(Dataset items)

::::

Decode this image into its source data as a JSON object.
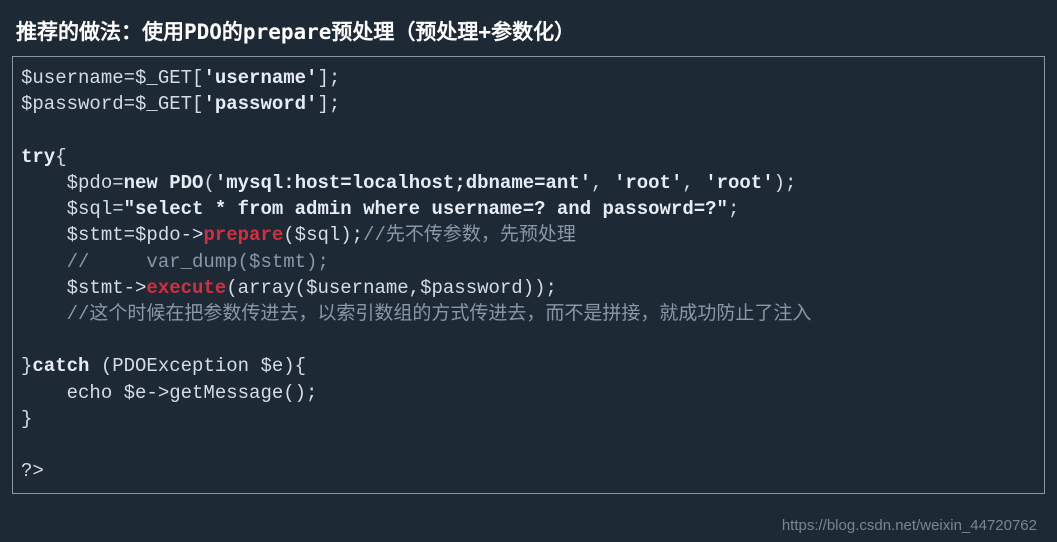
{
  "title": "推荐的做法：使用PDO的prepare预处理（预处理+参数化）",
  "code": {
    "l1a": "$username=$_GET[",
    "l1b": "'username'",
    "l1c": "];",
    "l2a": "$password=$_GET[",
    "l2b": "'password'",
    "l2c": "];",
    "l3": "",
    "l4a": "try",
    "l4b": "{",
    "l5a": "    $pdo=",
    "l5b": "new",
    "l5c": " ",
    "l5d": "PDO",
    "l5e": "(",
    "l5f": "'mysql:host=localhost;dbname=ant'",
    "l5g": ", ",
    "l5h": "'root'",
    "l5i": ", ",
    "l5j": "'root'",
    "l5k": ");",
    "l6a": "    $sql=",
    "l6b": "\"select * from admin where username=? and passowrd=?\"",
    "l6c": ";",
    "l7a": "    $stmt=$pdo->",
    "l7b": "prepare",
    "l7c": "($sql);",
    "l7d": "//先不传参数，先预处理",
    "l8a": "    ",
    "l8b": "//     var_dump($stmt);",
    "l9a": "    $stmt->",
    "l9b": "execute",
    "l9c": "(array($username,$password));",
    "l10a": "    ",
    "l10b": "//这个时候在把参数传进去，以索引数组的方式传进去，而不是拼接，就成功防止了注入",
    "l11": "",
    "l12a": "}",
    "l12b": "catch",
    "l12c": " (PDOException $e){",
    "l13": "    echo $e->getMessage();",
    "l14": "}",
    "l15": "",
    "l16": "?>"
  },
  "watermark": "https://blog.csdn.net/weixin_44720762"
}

::::

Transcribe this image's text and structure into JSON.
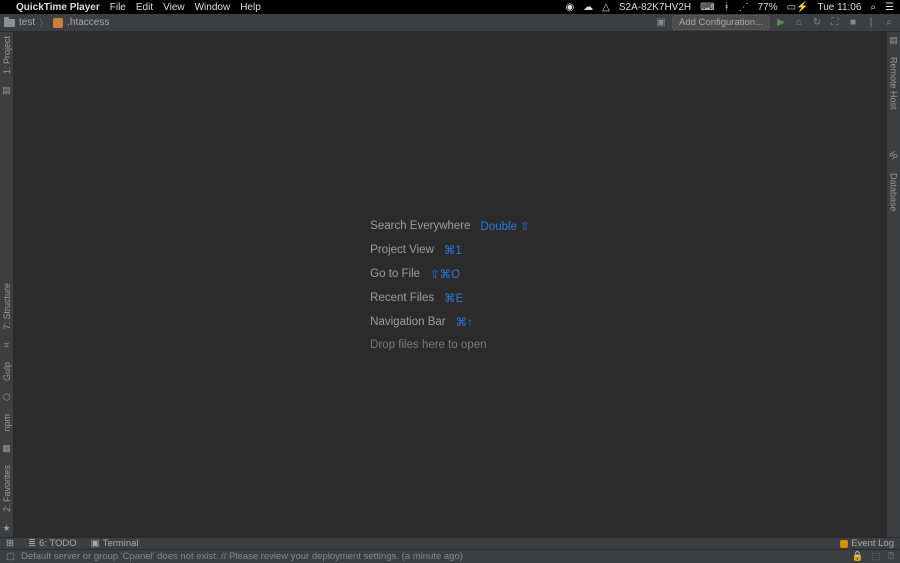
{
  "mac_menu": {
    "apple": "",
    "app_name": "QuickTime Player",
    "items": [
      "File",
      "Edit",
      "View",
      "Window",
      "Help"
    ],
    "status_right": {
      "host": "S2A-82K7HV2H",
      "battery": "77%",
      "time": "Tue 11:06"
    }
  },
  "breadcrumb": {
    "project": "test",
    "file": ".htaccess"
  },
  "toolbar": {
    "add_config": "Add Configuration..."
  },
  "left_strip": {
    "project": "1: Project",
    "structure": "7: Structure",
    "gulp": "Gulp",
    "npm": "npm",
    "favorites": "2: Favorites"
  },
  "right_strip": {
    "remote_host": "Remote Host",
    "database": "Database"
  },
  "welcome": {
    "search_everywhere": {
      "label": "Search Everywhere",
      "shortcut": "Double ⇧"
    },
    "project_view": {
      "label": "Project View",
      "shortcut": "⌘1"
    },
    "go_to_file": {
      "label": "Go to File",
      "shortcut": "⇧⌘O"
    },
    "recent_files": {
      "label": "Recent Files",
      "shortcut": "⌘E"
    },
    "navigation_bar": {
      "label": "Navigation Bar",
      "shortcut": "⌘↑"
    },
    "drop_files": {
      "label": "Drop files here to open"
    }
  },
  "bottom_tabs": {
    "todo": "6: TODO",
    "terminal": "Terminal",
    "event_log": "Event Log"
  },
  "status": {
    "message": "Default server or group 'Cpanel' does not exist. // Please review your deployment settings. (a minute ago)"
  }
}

::::

Find the lines containing "stmt" and pull them out.

    "l7a": "    $stmt=$pdo->",
    "l8b": "//     var_dump($stmt);",
    "l9a": "    $stmt->",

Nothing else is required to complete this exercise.